» **TASK STATEMENT**
Your task is to copy each line that has the word "Fatigue".

» **STORED RECORDS**
•••

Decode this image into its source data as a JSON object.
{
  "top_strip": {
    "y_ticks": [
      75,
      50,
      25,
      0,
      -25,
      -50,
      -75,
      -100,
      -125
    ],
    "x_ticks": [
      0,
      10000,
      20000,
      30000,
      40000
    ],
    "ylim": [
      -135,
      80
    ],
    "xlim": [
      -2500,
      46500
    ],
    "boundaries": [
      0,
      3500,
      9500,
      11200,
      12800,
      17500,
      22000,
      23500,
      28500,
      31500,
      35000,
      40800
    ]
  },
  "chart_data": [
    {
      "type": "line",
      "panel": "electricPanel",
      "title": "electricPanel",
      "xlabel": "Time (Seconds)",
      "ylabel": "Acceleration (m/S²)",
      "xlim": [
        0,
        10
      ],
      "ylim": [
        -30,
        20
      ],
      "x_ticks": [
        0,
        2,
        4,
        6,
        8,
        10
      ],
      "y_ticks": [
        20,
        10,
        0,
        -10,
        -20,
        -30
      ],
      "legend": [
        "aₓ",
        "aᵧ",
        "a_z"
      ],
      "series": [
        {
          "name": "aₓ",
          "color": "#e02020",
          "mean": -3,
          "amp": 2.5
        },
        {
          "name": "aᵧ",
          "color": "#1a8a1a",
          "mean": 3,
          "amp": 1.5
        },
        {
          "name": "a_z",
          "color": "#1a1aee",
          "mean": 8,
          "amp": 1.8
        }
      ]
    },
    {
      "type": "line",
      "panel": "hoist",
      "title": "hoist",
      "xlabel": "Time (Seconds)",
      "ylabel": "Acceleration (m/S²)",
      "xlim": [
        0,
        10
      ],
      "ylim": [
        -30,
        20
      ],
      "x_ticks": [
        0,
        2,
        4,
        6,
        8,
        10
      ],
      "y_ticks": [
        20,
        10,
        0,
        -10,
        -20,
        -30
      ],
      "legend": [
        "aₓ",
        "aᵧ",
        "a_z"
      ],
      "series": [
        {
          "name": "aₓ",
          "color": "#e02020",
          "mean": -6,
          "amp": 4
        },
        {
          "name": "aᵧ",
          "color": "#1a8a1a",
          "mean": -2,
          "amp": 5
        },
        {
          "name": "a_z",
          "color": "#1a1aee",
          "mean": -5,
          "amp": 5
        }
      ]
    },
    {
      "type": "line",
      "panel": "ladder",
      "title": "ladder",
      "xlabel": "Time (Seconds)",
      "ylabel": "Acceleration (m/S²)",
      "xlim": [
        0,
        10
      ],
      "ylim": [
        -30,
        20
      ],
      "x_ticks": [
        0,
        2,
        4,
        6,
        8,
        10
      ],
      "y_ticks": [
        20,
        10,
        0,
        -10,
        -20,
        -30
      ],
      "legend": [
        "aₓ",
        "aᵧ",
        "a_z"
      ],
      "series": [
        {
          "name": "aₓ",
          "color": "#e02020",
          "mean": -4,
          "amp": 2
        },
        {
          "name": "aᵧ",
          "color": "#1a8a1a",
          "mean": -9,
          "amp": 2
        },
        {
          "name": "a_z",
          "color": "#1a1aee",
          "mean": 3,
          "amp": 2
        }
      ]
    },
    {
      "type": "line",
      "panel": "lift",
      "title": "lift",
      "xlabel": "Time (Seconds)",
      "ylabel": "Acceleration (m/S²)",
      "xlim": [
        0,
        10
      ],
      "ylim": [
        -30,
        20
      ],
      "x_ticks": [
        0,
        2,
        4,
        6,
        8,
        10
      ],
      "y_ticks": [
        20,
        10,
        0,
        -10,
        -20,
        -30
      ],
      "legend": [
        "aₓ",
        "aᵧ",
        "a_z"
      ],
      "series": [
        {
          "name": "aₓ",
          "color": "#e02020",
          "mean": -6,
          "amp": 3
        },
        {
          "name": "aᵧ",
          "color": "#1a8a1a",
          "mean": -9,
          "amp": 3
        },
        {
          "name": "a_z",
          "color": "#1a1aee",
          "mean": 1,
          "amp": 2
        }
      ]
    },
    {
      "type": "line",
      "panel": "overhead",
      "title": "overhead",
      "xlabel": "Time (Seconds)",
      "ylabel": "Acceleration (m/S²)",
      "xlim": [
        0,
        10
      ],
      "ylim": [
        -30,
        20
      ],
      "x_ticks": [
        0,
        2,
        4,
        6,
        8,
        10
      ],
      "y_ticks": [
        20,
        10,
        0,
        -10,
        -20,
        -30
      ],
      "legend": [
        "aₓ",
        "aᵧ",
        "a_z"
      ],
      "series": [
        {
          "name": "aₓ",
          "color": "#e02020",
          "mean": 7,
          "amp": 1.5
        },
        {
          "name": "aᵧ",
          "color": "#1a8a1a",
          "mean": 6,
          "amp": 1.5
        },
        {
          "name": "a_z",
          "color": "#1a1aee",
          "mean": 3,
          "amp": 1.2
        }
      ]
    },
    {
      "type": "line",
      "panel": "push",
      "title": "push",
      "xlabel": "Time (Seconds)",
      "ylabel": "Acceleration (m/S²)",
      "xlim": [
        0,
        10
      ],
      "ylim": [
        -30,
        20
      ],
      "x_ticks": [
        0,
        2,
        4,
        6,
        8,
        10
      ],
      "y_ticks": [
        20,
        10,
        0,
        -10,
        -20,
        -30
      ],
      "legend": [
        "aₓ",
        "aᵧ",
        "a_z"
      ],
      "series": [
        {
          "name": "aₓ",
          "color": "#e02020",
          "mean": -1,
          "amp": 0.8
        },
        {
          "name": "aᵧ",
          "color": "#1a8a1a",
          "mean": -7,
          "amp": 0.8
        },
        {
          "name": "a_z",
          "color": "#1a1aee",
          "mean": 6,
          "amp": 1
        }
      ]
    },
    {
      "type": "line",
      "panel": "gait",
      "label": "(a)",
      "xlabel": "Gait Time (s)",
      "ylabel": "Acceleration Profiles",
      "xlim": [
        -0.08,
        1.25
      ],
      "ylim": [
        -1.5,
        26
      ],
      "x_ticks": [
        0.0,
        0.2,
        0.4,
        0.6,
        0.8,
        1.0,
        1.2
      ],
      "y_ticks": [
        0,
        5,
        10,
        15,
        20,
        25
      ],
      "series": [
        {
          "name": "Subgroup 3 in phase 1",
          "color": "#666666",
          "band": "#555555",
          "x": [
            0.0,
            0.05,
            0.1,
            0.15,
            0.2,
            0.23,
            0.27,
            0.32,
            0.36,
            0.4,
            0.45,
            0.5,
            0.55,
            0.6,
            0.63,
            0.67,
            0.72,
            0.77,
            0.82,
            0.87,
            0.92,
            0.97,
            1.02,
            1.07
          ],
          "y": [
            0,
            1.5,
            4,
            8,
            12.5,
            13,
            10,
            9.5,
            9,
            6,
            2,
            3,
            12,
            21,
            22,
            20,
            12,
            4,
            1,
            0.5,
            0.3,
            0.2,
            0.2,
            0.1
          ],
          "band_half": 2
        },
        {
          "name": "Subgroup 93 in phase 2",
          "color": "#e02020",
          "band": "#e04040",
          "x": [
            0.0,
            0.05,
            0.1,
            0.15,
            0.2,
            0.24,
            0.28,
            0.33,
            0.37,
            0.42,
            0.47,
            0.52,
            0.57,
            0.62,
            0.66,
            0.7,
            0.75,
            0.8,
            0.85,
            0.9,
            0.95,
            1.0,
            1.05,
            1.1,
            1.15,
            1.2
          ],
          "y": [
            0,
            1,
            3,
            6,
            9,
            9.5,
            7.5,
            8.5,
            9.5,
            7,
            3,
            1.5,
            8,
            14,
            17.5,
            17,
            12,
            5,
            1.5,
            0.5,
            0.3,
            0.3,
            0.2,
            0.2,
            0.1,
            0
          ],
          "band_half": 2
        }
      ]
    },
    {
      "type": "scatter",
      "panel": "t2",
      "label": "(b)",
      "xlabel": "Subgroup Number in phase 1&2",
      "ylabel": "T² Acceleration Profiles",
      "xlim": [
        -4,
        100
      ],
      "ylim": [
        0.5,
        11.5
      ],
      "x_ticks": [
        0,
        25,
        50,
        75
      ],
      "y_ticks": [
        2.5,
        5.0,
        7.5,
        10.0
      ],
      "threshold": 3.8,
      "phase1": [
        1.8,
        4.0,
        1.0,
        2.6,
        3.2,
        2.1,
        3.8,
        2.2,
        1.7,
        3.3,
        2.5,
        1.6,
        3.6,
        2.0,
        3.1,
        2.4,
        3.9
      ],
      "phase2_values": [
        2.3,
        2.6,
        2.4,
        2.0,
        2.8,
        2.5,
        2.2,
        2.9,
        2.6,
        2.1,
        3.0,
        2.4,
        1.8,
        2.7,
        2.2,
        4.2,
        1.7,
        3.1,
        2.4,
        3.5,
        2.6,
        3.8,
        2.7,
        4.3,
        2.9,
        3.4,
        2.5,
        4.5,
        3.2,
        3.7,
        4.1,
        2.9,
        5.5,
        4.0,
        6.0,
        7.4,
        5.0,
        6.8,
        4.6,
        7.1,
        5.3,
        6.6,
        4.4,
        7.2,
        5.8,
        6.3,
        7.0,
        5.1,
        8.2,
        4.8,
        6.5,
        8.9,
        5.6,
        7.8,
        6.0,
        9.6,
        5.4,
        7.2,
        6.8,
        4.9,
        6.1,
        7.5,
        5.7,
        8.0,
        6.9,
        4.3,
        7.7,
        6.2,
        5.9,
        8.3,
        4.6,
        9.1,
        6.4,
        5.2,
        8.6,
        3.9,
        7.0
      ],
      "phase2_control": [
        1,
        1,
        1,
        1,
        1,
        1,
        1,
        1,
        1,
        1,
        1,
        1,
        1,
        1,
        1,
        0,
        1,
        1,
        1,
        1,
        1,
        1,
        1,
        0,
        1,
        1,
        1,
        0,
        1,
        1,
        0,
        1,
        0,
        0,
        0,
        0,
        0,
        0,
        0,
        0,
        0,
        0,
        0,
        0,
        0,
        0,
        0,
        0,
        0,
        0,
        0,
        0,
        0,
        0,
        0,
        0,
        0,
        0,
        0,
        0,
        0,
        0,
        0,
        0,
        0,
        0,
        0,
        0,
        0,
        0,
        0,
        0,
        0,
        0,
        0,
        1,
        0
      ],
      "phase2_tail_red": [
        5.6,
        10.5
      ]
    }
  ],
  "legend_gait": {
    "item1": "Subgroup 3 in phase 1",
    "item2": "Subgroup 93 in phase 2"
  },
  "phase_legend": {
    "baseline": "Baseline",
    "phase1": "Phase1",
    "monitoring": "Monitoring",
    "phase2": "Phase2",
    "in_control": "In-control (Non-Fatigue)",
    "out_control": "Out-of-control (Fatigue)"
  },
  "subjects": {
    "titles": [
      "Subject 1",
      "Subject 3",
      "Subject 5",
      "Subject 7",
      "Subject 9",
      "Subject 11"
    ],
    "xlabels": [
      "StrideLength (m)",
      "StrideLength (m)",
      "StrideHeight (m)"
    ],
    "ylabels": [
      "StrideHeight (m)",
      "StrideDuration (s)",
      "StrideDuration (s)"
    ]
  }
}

•••

» **ANSWER TO THE EXERCISE**
    "in_control": "In-control (Non-Fatigue)",
    "out_control": "Out-of-control (Fatigue)"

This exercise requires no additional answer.